** begin RECORDS SHOWN **

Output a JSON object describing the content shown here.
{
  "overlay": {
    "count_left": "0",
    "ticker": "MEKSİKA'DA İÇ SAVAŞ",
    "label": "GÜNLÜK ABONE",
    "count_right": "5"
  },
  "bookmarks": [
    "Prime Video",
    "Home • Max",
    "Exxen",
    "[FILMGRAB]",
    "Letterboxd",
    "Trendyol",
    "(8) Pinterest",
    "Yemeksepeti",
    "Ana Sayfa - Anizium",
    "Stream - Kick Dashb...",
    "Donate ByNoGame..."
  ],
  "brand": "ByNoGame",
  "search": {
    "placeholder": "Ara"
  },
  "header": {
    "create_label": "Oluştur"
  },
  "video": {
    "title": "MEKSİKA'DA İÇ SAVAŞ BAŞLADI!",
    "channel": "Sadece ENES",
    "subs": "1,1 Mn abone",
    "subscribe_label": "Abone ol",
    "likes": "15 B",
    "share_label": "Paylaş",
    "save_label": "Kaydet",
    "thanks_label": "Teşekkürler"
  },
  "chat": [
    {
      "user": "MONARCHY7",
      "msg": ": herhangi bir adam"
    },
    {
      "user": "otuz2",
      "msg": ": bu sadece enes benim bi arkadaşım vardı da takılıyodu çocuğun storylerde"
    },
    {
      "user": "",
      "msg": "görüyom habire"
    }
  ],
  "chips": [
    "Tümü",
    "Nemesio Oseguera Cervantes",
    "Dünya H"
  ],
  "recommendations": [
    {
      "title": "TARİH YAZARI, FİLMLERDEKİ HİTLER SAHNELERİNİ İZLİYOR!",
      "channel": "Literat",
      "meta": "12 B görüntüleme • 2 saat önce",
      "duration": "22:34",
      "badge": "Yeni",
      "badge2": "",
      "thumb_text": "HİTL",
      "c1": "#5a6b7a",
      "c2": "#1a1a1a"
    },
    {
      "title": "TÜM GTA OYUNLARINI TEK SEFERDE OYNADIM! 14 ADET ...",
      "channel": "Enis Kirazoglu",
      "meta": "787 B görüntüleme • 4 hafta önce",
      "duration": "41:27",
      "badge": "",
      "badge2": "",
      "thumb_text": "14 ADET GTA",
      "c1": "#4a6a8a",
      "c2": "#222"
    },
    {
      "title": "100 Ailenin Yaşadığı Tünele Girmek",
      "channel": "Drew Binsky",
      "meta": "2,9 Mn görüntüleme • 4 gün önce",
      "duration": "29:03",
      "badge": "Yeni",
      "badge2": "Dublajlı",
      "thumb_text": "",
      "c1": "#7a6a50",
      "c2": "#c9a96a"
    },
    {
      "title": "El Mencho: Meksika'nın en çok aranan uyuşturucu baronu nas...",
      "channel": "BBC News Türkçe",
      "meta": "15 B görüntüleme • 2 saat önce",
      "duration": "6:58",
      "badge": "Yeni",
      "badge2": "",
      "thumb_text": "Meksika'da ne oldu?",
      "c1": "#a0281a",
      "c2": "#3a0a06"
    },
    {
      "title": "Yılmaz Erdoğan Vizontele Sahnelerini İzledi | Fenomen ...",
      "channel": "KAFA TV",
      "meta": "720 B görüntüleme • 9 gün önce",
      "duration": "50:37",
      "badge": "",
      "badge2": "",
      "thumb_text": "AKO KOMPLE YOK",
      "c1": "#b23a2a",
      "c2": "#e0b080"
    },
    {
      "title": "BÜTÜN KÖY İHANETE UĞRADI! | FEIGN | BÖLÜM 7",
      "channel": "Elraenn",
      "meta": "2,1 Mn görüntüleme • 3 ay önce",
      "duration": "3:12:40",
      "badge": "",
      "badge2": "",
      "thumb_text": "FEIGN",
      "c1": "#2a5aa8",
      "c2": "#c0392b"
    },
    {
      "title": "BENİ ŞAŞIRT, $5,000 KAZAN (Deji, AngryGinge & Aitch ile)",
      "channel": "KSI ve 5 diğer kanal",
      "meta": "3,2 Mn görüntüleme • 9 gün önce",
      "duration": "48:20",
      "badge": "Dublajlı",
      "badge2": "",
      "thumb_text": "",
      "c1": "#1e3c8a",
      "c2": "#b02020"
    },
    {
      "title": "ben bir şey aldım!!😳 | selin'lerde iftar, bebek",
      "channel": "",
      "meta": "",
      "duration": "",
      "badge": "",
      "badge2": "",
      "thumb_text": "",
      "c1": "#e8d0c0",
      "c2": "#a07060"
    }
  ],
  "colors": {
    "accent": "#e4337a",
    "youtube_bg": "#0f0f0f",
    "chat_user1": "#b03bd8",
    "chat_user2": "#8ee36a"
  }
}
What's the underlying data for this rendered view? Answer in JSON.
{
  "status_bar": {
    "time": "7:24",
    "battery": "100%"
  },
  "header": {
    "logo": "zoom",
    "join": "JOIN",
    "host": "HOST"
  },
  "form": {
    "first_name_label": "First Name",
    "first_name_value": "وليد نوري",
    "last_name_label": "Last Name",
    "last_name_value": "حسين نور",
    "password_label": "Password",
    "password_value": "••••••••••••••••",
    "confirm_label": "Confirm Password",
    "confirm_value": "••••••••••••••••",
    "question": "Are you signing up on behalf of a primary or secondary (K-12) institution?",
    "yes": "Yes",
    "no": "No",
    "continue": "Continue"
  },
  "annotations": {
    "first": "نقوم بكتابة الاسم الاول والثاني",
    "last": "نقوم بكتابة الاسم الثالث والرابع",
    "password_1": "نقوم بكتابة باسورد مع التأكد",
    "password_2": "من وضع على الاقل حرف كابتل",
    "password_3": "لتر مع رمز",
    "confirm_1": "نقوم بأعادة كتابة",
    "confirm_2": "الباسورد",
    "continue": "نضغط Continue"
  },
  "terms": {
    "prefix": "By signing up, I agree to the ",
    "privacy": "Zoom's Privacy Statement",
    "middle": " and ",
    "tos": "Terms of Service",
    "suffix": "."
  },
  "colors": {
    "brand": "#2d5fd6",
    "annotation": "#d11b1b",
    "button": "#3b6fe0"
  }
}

** end RECORDS SHOWN **

REQUIRED TASK
In full and verbatim, repeat the records given above.

OUTPUT OF THE TASK
Output a JSON object describing the content shown here.
{
  "overlay": {
    "count_left": "0",
    "ticker": "MEKSİKA'DA İÇ SAVAŞ",
    "label": "GÜNLÜK ABONE",
    "count_right": "5"
  },
  "bookmarks": [
    "Prime Video",
    "Home • Max",
    "Exxen",
    "[FILMGRAB]",
    "Letterboxd",
    "Trendyol",
    "(8) Pinterest",
    "Yemeksepeti",
    "Ana Sayfa - Anizium",
    "Stream - Kick Dashb...",
    "Donate ByNoGame..."
  ],
  "brand": "ByNoGame",
  "search": {
    "placeholder": "Ara"
  },
  "header": {
    "create_label": "Oluştur"
  },
  "video": {
    "title": "MEKSİKA'DA İÇ SAVAŞ BAŞLADI!",
    "channel": "Sadece ENES",
    "subs": "1,1 Mn abone",
    "subscribe_label": "Abone ol",
    "likes": "15 B",
    "share_label": "Paylaş",
    "save_label": "Kaydet",
    "thanks_label": "Teşekkürler"
  },
  "chat": [
    {
      "user": "MONARCHY7",
      "msg": ": herhangi bir adam"
    },
    {
      "user": "otuz2",
      "msg": ": bu sadece enes benim bi arkadaşım vardı da takılıyodu çocuğun storylerde"
    },
    {
      "user": "",
      "msg": "görüyom habire"
    }
  ],
  "chips": [
    "Tümü",
    "Nemesio Oseguera Cervantes",
    "Dünya H"
  ],
  "recommendations": [
    {
      "title": "TARİH YAZARI, FİLMLERDEKİ HİTLER SAHNELERİNİ İZLİYOR!",
      "channel": "Literat",
      "meta": "12 B görüntüleme • 2 saat önce",
      "duration": "22:34",
      "badge": "Yeni",
      "badge2": "",
      "thumb_text": "HİTL",
      "c1": "#5a6b7a",
      "c2": "#1a1a1a"
    },
    {
      "title": "TÜM GTA OYUNLARINI TEK SEFERDE OYNADIM! 14 ADET ...",
      "channel": "Enis Kirazoglu",
      "meta": "787 B görüntüleme • 4 hafta önce",
      "duration": "41:27",
      "badge": "",
      "badge2": "",
      "thumb_text": "14 ADET GTA",
      "c1": "#4a6a8a",
      "c2": "#222"
    },
    {
      "title": "100 Ailenin Yaşadığı Tünele Girmek",
      "channel": "Drew Binsky",
      "meta": "2,9 Mn görüntüleme • 4 gün önce",
      "duration": "29:03",
      "badge": "Yeni",
      "badge2": "Dublajlı",
      "thumb_text": "",
      "c1": "#7a6a50",
      "c2": "#c9a96a"
    },
    {
      "title": "El Mencho: Meksika'nın en çok aranan uyuşturucu baronu nas...",
      "channel": "BBC News Türkçe",
      "meta": "15 B görüntüleme • 2 saat önce",
      "duration": "6:58",
      "badge": "Yeni",
      "badge2": "",
      "thumb_text": "Meksika'da ne oldu?",
      "c1": "#a0281a",
      "c2": "#3a0a06"
    },
    {
      "title": "Yılmaz Erdoğan Vizontele Sahnelerini İzledi | Fenomen ...",
      "channel": "KAFA TV",
      "meta": "720 B görüntüleme • 9 gün önce",
      "duration": "50:37",
      "badge": "",
      "badge2": "",
      "thumb_text": "AKO KOMPLE YOK",
      "c1": "#b23a2a",
      "c2": "#e0b080"
    },
    {
      "title": "BÜTÜN KÖY İHANETE UĞRADI! | FEIGN | BÖLÜM 7",
      "channel": "Elraenn",
      "meta": "2,1 Mn görüntüleme • 3 ay önce",
      "duration": "3:12:40",
      "badge": "",
      "badge2": "",
      "thumb_text": "FEIGN",
      "c1": "#2a5aa8",
      "c2": "#c0392b"
    },
    {
      "title": "BENİ ŞAŞIRT, $5,000 KAZAN (Deji, AngryGinge & Aitch ile)",
      "channel": "KSI ve 5 diğer kanal",
      "meta": "3,2 Mn görüntüleme • 9 gün önce",
      "duration": "48:20",
      "badge": "Dublajlı",
      "badge2": "",
      "thumb_text": "",
      "c1": "#1e3c8a",
      "c2": "#b02020"
    },
    {
      "title": "ben bir şey aldım!!😳 | selin'lerde iftar, bebek",
      "channel": "",
      "meta": "",
      "duration": "",
      "badge": "",
      "badge2": "",
      "thumb_text": "",
      "c1": "#e8d0c0",
      "c2": "#a07060"
    }
  ],
  "colors": {
    "accent": "#e4337a",
    "youtube_bg": "#0f0f0f",
    "chat_user1": "#b03bd8",
    "chat_user2": "#8ee36a"
  }
}
What's the underlying data for this rendered view? Answer in JSON.
{
  "status_bar": {
    "time": "7:24",
    "battery": "100%"
  },
  "header": {
    "logo": "zoom",
    "join": "JOIN",
    "host": "HOST"
  },
  "form": {
    "first_name_label": "First Name",
    "first_name_value": "وليد نوري",
    "last_name_label": "Last Name",
    "last_name_value": "حسين نور",
    "password_label": "Password",
    "password_value": "••••••••••••••••",
    "confirm_label": "Confirm Password",
    "confirm_value": "••••••••••••••••",
    "question": "Are you signing up on behalf of a primary or secondary (K-12) institution?",
    "yes": "Yes",
    "no": "No",
    "continue": "Continue"
  },
  "annotations": {
    "first": "نقوم بكتابة الاسم الاول والثاني",
    "last": "نقوم بكتابة الاسم الثالث والرابع",
    "password_1": "نقوم بكتابة باسورد مع التأكد",
    "password_2": "من وضع على الاقل حرف كابتل",
    "password_3": "لتر مع رمز",
    "confirm_1": "نقوم بأعادة كتابة",
    "confirm_2": "الباسورد",
    "continue": "نضغط Continue"
  },
  "terms": {
    "prefix": "By signing up, I agree to the ",
    "privacy": "Zoom's Privacy Statement",
    "middle": " and ",
    "tos": "Terms of Service",
    "suffix": "."
  },
  "colors": {
    "brand": "#2d5fd6",
    "annotation": "#d11b1b",
    "button": "#3b6fe0"
  }
}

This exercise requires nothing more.